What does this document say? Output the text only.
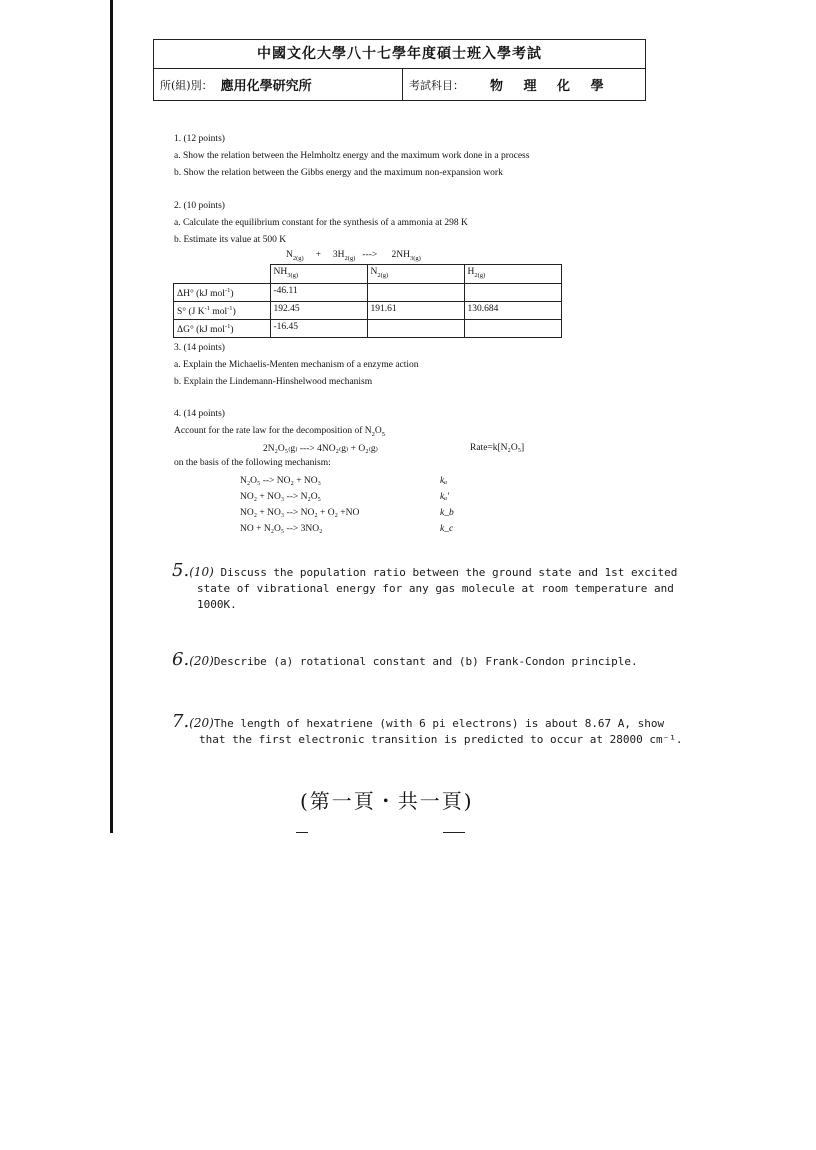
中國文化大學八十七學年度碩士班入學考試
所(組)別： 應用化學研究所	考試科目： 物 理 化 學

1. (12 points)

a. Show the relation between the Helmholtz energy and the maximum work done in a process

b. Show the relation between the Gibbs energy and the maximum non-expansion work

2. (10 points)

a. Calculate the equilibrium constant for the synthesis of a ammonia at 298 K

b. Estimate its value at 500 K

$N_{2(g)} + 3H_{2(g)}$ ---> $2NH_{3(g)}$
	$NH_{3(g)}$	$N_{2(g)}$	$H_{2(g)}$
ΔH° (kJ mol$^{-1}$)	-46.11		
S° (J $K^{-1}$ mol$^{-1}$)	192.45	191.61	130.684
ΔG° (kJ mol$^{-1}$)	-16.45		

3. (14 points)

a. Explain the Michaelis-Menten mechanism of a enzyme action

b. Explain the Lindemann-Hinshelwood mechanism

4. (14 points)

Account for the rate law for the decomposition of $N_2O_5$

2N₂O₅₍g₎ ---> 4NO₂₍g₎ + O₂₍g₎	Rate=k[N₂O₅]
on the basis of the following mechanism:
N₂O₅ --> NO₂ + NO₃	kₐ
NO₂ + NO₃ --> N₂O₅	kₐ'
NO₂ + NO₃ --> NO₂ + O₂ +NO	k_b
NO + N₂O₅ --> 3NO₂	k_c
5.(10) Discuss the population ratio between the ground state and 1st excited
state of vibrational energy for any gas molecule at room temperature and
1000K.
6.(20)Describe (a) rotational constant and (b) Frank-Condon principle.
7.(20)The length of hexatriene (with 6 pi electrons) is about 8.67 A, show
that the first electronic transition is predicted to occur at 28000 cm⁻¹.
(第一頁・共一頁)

--

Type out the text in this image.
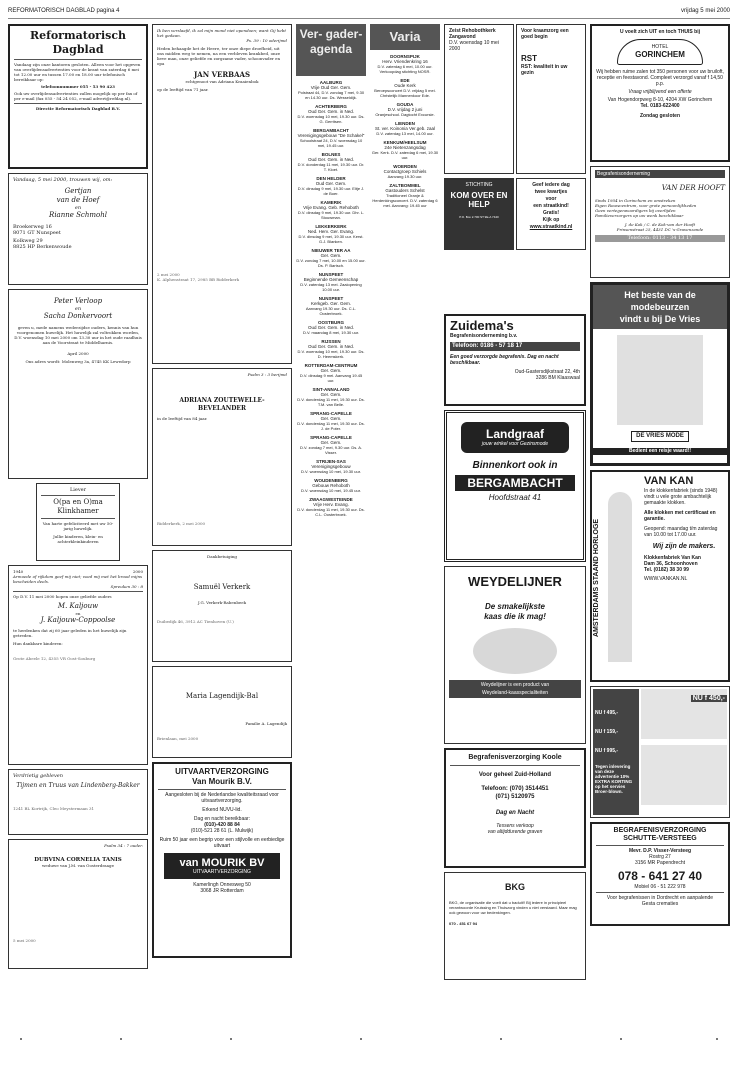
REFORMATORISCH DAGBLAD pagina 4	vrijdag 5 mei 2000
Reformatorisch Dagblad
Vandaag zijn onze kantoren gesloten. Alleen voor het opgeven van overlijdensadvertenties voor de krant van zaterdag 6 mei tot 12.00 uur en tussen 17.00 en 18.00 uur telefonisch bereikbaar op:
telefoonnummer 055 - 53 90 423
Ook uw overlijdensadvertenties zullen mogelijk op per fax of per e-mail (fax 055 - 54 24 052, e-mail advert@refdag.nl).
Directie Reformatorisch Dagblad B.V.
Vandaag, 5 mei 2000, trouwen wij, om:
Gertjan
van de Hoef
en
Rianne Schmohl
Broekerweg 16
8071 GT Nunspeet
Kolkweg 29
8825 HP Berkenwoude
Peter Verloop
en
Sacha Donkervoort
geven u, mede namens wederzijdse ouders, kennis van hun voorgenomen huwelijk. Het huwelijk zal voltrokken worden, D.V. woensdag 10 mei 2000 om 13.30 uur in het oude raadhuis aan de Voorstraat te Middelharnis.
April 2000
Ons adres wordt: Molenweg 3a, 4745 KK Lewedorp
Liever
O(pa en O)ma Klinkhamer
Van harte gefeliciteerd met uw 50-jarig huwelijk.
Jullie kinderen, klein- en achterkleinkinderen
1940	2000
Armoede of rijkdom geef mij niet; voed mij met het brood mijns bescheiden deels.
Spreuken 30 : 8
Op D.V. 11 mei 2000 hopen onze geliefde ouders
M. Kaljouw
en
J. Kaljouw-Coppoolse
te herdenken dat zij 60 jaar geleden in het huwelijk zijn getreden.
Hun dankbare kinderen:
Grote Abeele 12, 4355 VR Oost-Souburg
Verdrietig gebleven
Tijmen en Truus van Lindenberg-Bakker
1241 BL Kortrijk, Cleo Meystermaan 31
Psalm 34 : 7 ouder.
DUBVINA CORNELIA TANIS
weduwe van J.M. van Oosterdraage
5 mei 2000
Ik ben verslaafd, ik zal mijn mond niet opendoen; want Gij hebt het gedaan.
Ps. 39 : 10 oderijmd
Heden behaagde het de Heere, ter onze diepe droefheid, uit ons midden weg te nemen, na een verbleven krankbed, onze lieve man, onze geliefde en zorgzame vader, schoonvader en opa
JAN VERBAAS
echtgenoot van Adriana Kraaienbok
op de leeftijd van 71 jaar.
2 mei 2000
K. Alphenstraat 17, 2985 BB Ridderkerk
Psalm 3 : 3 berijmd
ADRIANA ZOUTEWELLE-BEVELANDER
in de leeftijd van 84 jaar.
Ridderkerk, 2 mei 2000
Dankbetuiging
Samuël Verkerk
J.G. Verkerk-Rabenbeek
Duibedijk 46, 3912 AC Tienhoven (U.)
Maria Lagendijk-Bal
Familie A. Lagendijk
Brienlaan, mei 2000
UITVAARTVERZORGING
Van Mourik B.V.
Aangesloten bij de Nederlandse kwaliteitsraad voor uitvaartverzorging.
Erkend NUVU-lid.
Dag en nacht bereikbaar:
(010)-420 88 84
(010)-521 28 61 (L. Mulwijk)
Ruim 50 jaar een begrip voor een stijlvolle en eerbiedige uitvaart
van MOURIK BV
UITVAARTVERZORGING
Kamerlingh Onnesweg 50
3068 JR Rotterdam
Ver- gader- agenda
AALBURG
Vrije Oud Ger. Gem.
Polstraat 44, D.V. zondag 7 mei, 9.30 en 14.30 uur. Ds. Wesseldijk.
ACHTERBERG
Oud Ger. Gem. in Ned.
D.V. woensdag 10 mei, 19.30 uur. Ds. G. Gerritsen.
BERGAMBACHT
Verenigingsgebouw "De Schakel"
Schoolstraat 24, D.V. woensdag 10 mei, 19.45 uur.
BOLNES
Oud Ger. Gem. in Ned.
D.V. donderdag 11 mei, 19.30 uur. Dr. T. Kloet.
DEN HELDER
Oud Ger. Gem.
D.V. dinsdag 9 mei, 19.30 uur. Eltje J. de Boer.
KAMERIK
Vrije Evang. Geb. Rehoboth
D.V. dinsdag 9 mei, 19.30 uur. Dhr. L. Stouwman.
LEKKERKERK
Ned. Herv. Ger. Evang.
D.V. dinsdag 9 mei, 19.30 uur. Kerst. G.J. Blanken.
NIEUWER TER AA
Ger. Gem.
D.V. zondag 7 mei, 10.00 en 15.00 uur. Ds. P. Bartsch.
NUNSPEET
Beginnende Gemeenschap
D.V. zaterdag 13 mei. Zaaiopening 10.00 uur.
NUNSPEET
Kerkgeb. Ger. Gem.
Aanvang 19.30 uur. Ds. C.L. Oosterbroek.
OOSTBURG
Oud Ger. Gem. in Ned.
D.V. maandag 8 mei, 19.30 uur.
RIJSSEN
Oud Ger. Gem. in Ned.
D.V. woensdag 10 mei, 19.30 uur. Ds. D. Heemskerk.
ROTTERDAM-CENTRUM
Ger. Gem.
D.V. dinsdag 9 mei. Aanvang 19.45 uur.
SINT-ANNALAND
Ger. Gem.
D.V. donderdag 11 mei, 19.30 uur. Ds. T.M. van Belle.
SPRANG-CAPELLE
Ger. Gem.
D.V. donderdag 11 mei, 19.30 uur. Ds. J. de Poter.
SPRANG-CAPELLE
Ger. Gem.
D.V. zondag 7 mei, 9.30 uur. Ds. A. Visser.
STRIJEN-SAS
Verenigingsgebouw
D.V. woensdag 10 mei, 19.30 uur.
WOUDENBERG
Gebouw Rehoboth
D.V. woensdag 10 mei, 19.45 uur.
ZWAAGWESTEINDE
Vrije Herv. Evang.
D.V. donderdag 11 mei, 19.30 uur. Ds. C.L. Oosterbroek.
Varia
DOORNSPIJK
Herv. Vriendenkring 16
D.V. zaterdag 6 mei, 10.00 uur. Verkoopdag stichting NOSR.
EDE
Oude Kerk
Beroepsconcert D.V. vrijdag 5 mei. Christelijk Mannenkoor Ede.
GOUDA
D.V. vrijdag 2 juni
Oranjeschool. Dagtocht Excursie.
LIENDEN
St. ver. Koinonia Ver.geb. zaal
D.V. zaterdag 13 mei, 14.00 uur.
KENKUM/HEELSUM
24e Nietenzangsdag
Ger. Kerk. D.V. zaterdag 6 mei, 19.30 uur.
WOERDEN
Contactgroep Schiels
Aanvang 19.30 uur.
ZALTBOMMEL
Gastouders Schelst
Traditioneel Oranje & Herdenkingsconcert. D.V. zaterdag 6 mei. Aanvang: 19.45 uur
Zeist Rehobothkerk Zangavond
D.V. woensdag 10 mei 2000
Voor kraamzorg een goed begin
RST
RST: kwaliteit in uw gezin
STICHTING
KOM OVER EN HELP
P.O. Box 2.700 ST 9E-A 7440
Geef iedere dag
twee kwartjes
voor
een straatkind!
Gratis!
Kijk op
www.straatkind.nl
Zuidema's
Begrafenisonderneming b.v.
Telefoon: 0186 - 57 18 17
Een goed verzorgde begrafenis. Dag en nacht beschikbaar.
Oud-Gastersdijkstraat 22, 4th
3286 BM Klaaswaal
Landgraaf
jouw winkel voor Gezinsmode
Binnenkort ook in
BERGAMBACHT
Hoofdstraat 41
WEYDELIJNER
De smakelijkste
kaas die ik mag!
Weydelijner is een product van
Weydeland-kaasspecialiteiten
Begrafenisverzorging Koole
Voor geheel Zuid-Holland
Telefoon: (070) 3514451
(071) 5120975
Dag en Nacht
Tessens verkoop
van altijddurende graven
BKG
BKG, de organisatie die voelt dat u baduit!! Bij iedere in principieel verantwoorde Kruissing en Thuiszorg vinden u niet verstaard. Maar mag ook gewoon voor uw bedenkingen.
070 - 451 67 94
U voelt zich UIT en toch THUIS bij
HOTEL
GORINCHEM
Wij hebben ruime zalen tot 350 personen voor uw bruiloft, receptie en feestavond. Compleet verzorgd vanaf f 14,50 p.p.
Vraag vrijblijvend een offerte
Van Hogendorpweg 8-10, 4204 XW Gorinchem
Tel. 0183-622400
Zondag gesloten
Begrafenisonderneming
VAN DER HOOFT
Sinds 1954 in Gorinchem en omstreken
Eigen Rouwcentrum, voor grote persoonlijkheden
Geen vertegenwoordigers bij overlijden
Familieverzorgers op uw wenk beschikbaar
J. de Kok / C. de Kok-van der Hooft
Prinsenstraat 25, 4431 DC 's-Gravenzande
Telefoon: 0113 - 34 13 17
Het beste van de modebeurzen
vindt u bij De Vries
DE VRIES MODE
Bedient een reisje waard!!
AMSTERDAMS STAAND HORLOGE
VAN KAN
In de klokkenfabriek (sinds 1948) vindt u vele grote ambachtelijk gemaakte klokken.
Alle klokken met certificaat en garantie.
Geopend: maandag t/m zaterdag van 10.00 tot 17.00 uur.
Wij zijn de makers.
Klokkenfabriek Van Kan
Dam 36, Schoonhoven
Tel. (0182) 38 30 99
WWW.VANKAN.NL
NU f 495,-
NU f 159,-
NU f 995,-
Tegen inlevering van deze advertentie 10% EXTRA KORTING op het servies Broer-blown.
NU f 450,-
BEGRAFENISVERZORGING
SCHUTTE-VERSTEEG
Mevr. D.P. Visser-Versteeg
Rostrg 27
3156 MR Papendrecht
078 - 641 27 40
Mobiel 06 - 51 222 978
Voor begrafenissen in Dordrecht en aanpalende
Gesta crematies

--

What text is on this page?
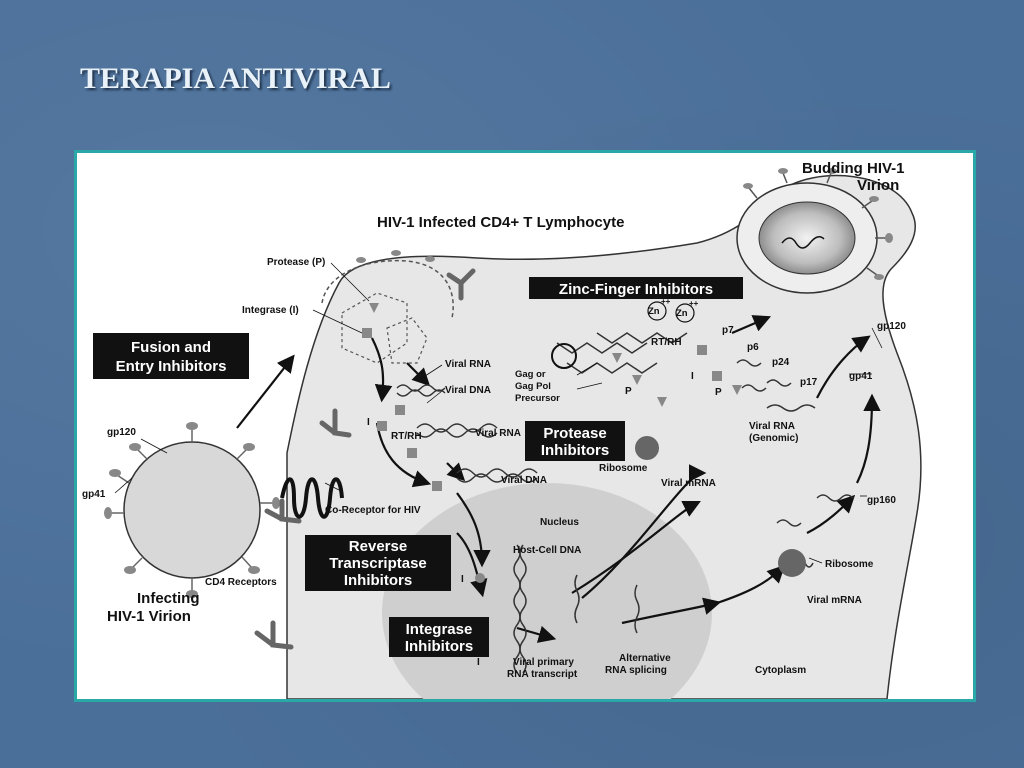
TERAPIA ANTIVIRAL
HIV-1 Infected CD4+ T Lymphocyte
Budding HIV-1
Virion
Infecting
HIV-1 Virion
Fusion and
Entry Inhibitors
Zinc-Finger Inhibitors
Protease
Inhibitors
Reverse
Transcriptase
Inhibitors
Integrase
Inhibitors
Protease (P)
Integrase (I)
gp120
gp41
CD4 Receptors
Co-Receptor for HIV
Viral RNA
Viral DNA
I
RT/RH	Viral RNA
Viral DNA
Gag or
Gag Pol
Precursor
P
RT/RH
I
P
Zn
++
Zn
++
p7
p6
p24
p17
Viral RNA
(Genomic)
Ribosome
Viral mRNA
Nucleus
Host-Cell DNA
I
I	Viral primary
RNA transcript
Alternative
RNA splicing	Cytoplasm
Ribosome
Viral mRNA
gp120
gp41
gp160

_Instructions to follow_
Show the lines of the records that include the string "maximum".

_Exercise solution_
a. Show the relation between the Helmholtz energy and the maximum work done in a process
b. Show the relation between the Gibbs energy and the maximum non-expansion work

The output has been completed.